Written problem =
Exactly as written, please set down all of the entries again, with no pictures.

Supplied information =

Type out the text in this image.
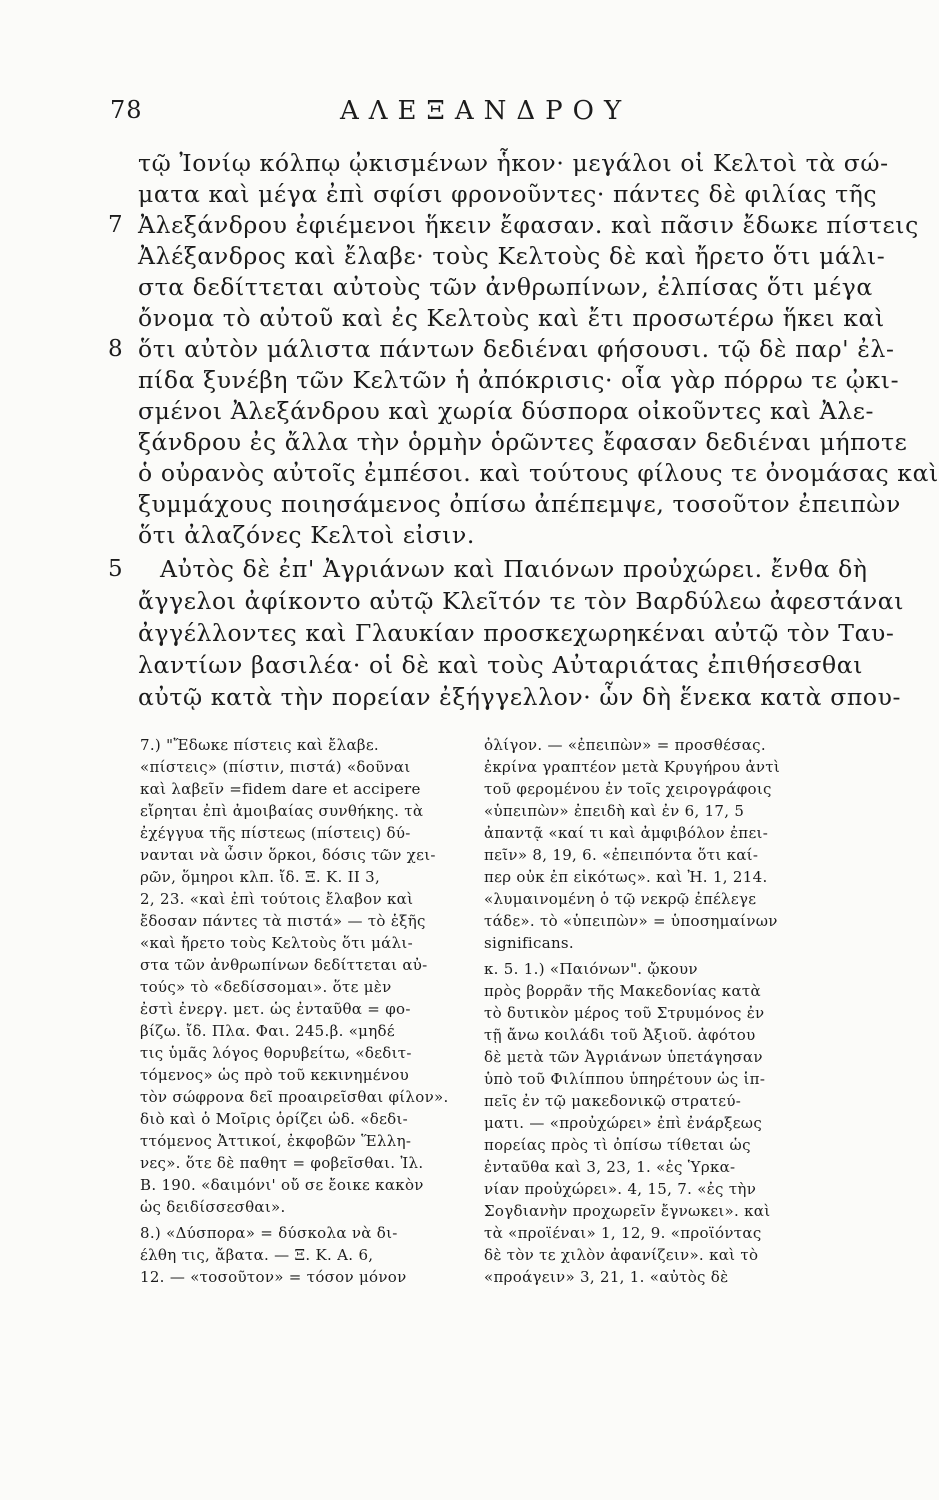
78	ΑΛΕΞΑΝΔΡΟΥ
τῷ Ἰονίῳ κόλπῳ ᾠκισμένων ἧκον· μεγάλοι οἱ Κελτοὶ τὰ σώ-
ματα καὶ μέγα ἐπὶ σφίσι φρονοῦντες· πάντες δὲ φιλίας τῆς
7 Ἀλεξάνδρου ἐφιέμενοι ἥκειν ἔφασαν. καὶ πᾶσιν ἔδωκε πίστεις
Ἀλέξανδρος καὶ ἔλαβε· τοὺς Κελτοὺς δὲ καὶ ἤρετο ὅτι μάλι-
στα δεδίττεται αὐτοὺς τῶν ἀνθρωπίνων, ἐλπίσας ὅτι μέγα
ὄνομα τὸ αὐτοῦ καὶ ἐς Κελτοὺς καὶ ἔτι προσωτέρω ἥκει καὶ
8 ὅτι αὐτὸν μάλιστα πάντων δεδιέναι φήσουσι. τῷ δὲ παρ' ἐλ-
πίδα ξυνέβη τῶν Κελτῶν ἡ ἀπόκρισις· οἷα γὰρ πόρρω τε ᾠκι-
σμένοι Ἀλεξάνδρου καὶ χωρία δύσπορα οἰκοῦντες καὶ Ἀλε-
ξάνδρου ἐς ἄλλα τὴν ὁρμὴν ὁρῶντες ἔφασαν δεδιέναι μήποτε
ὁ οὐρανὸς αὐτοῖς ἐμπέσοι. καὶ τούτους φίλους τε ὀνομάσας καὶ
ξυμμάχους ποιησάμενος ὀπίσω ἀπέπεμψε, τοσοῦτον ἐπειπὼν
ὅτι ἀλαζόνες Κελτοὶ εἰσιν.
5 Αὐτὸς δὲ ἐπ' Ἀγριάνων καὶ Παιόνων προὐχώρει. ἔνθα δὴ
ἄγγελοι ἀφίκοντο αὐτῷ Κλεῖτόν τε τὸν Βαρδύλεω ἀφεστάναι
ἀγγέλλοντες καὶ Γλαυκίαν προσκεχωρηκέναι αὐτῷ τὸν Ταυ-
λαντίων βασιλέα· οἱ δὲ καὶ τοὺς Αὐταριάτας ἐπιθήσεσθαι
αὐτῷ κατὰ τὴν πορείαν ἐξήγγελλον· ὧν δὴ ἕνεκα κατὰ σπου-
7.) "Ἔδωκε πίστεις καὶ ἔλαβε.
«πίστεις» (πίστιν, πιστά) «δοῦναι
καὶ λαβεῖν =fidem dare et accipere
εἴρηται ἐπὶ ἀμοιβαίας συνθήκης. τὰ
ἐχέγγυα τῆς πίστεως (πίστεις) δύ-
νανται νὰ ὦσιν ὅρκοι, δόσις τῶν χει-
ρῶν, ὅμηροι κλπ. ἴδ. Ξ. Κ. II 3,
2, 23. «καὶ ἐπὶ τούτοις ἔλαβον καὶ
ἔδοσαν πάντες τὰ πιστά» — τὸ ἑξῆς
«καὶ ἤρετο τοὺς Κελτοὺς ὅτι μάλι-
στα τῶν ἀνθρωπίνων δεδίττεται αὐ-
τούς» τὸ «δεδίσσομαι». ὅτε μὲν
ἐστὶ ἐνεργ. μετ. ὡς ἐνταῦθα = φο-
βίζω. ἴδ. Πλα. Φαι. 245.β. «μηδέ
τις ὑμᾶς λόγος θορυβείτω, «δεδιτ-
τόμενος» ὡς πρὸ τοῦ κεκινημένου
τὸν σώφρονα δεῖ προαιρεῖσθαι φίλον».
διὸ καὶ ὁ Μοῖρις ὁρίζει ὡδ. «δεδι-
ττόμενος Ἀττικοί, ἐκφοβῶν Ἕλλη-
νες». ὅτε δὲ παθητ = φοβεῖσθαι. Ἰλ.
Β. 190. «δαιμόνι' οὔ σε ἔοικε κακὸν
ὡς δειδίσσεσθαι».
8.) «Δύσπορα» = δύσκολα νὰ δι-
έλθη τις, ἄβατα. — Ξ. Κ. Α. 6,
12. — «τοσοῦτον» = τόσον μόνον
ὀλίγον. — «ἐπειπὼν» = προσθέσας.
ἐκρίνα γραπτέον μετὰ Κρυγήρου ἀντὶ
τοῦ φερομένου ἐν τοῖς χειρογράφοις
«ὑπειπὼν» ἐπειδὴ καὶ ἐν 6, 17, 5
ἀπαντᾷ «καί τι καὶ ἀμφιβόλον ἐπει-
πεῖν» 8, 19, 6. «ἐπειπόντα ὅτι καί-
περ οὐκ ἐπ εἰκότως». καὶ Ἠ. 1, 214.
«λυμαινομένη ὁ τῷ νεκρῷ ἐπέλεγε
τάδε». τὸ «ὑπειπὼν» = ὑποσημαίνων
significans.
κ. 5. 1.) «Παιόνων". ᾤκουν
πρὸς βορρᾶν τῆς Μακεδονίας κατὰ
τὸ δυτικὸν μέρος τοῦ Στρυμόνος ἐν
τῇ ἄνω κοιλάδι τοῦ Ἀξιοῦ. ἀφότου
δὲ μετὰ τῶν Ἀγριάνων ὑπετάγησαν
ὑπὸ τοῦ Φιλίππου ὑπηρέτουν ὡς ἱπ-
πεῖς ἐν τῷ μακεδονικῷ στρατεύ-
ματι. — «προὐχώρει» ἐπὶ ἐνάρξεως
πορείας πρὸς τὶ ὀπίσω τίθεται ὡς
ἐνταῦθα καὶ 3, 23, 1. «ἐς Ὑρκα-
νίαν προὐχώρει». 4, 15, 7. «ἐς τὴν
Σογδιανὴν προχωρεῖν ἔγνωκει». καὶ
τὰ «προϊέναι» 1, 12, 9. «προϊόντας
δὲ τὸν τε χιλὸν ἀφανίζειν». καὶ τὸ
«προάγειν» 3, 21, 1. «αὐτὸς δὲ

Correct output =
Type out the text in this image.
78	ΑΛΕΞΑΝΔΡΟΥ
τῷ Ἰονίῳ κόλπῳ ᾠκισμένων ἧκον· μεγάλοι οἱ Κελτοὶ τὰ σώ-
ματα καὶ μέγα ἐπὶ σφίσι φρονοῦντες· πάντες δὲ φιλίας τῆς
7 Ἀλεξάνδρου ἐφιέμενοι ἥκειν ἔφασαν. καὶ πᾶσιν ἔδωκε πίστεις
Ἀλέξανδρος καὶ ἔλαβε· τοὺς Κελτοὺς δὲ καὶ ἤρετο ὅτι μάλι-
στα δεδίττεται αὐτοὺς τῶν ἀνθρωπίνων, ἐλπίσας ὅτι μέγα
ὄνομα τὸ αὐτοῦ καὶ ἐς Κελτοὺς καὶ ἔτι προσωτέρω ἥκει καὶ
8 ὅτι αὐτὸν μάλιστα πάντων δεδιέναι φήσουσι. τῷ δὲ παρ' ἐλ-
πίδα ξυνέβη τῶν Κελτῶν ἡ ἀπόκρισις· οἷα γὰρ πόρρω τε ᾠκι-
σμένοι Ἀλεξάνδρου καὶ χωρία δύσπορα οἰκοῦντες καὶ Ἀλε-
ξάνδρου ἐς ἄλλα τὴν ὁρμὴν ὁρῶντες ἔφασαν δεδιέναι μήποτε
ὁ οὐρανὸς αὐτοῖς ἐμπέσοι. καὶ τούτους φίλους τε ὀνομάσας καὶ
ξυμμάχους ποιησάμενος ὀπίσω ἀπέπεμψε, τοσοῦτον ἐπειπὼν
ὅτι ἀλαζόνες Κελτοὶ εἰσιν.
5 Αὐτὸς δὲ ἐπ' Ἀγριάνων καὶ Παιόνων προὐχώρει. ἔνθα δὴ
ἄγγελοι ἀφίκοντο αὐτῷ Κλεῖτόν τε τὸν Βαρδύλεω ἀφεστάναι
ἀγγέλλοντες καὶ Γλαυκίαν προσκεχωρηκέναι αὐτῷ τὸν Ταυ-
λαντίων βασιλέα· οἱ δὲ καὶ τοὺς Αὐταριάτας ἐπιθήσεσθαι
αὐτῷ κατὰ τὴν πορείαν ἐξήγγελλον· ὧν δὴ ἕνεκα κατὰ σπου-
7.) "Ἔδωκε πίστεις καὶ ἔλαβε.
«πίστεις» (πίστιν, πιστά) «δοῦναι
καὶ λαβεῖν =fidem dare et accipere
εἴρηται ἐπὶ ἀμοιβαίας συνθήκης. τὰ
ἐχέγγυα τῆς πίστεως (πίστεις) δύ-
νανται νὰ ὦσιν ὅρκοι, δόσις τῶν χει-
ρῶν, ὅμηροι κλπ. ἴδ. Ξ. Κ. II 3,
2, 23. «καὶ ἐπὶ τούτοις ἔλαβον καὶ
ἔδοσαν πάντες τὰ πιστά» — τὸ ἑξῆς
«καὶ ἤρετο τοὺς Κελτοὺς ὅτι μάλι-
στα τῶν ἀνθρωπίνων δεδίττεται αὐ-
τούς» τὸ «δεδίσσομαι». ὅτε μὲν
ἐστὶ ἐνεργ. μετ. ὡς ἐνταῦθα = φο-
βίζω. ἴδ. Πλα. Φαι. 245.β. «μηδέ
τις ὑμᾶς λόγος θορυβείτω, «δεδιτ-
τόμενος» ὡς πρὸ τοῦ κεκινημένου
τὸν σώφρονα δεῖ προαιρεῖσθαι φίλον».
διὸ καὶ ὁ Μοῖρις ὁρίζει ὡδ. «δεδι-
ττόμενος Ἀττικοί, ἐκφοβῶν Ἕλλη-
νες». ὅτε δὲ παθητ = φοβεῖσθαι. Ἰλ.
Β. 190. «δαιμόνι' οὔ σε ἔοικε κακὸν
ὡς δειδίσσεσθαι».
8.) «Δύσπορα» = δύσκολα νὰ δι-
έλθη τις, ἄβατα. — Ξ. Κ. Α. 6,
12. — «τοσοῦτον» = τόσον μόνον
ὀλίγον. — «ἐπειπὼν» = προσθέσας.
ἐκρίνα γραπτέον μετὰ Κρυγήρου ἀντὶ
τοῦ φερομένου ἐν τοῖς χειρογράφοις
«ὑπειπὼν» ἐπειδὴ καὶ ἐν 6, 17, 5
ἀπαντᾷ «καί τι καὶ ἀμφιβόλον ἐπει-
πεῖν» 8, 19, 6. «ἐπειπόντα ὅτι καί-
περ οὐκ ἐπ εἰκότως». καὶ Ἠ. 1, 214.
«λυμαινομένη ὁ τῷ νεκρῷ ἐπέλεγε
τάδε». τὸ «ὑπειπὼν» = ὑποσημαίνων
significans.
κ. 5. 1.) «Παιόνων". ᾤκουν
πρὸς βορρᾶν τῆς Μακεδονίας κατὰ
τὸ δυτικὸν μέρος τοῦ Στρυμόνος ἐν
τῇ ἄνω κοιλάδι τοῦ Ἀξιοῦ. ἀφότου
δὲ μετὰ τῶν Ἀγριάνων ὑπετάγησαν
ὑπὸ τοῦ Φιλίππου ὑπηρέτουν ὡς ἱπ-
πεῖς ἐν τῷ μακεδονικῷ στρατεύ-
ματι. — «προὐχώρει» ἐπὶ ἐνάρξεως
πορείας πρὸς τὶ ὀπίσω τίθεται ὡς
ἐνταῦθα καὶ 3, 23, 1. «ἐς Ὑρκα-
νίαν προὐχώρει». 4, 15, 7. «ἐς τὴν
Σογδιανὴν προχωρεῖν ἔγνωκει». καὶ
τὰ «προϊέναι» 1, 12, 9. «προϊόντας
δὲ τὸν τε χιλὸν ἀφανίζειν». καὶ τὸ
«προάγειν» 3, 21, 1. «αὐτὸς δὲ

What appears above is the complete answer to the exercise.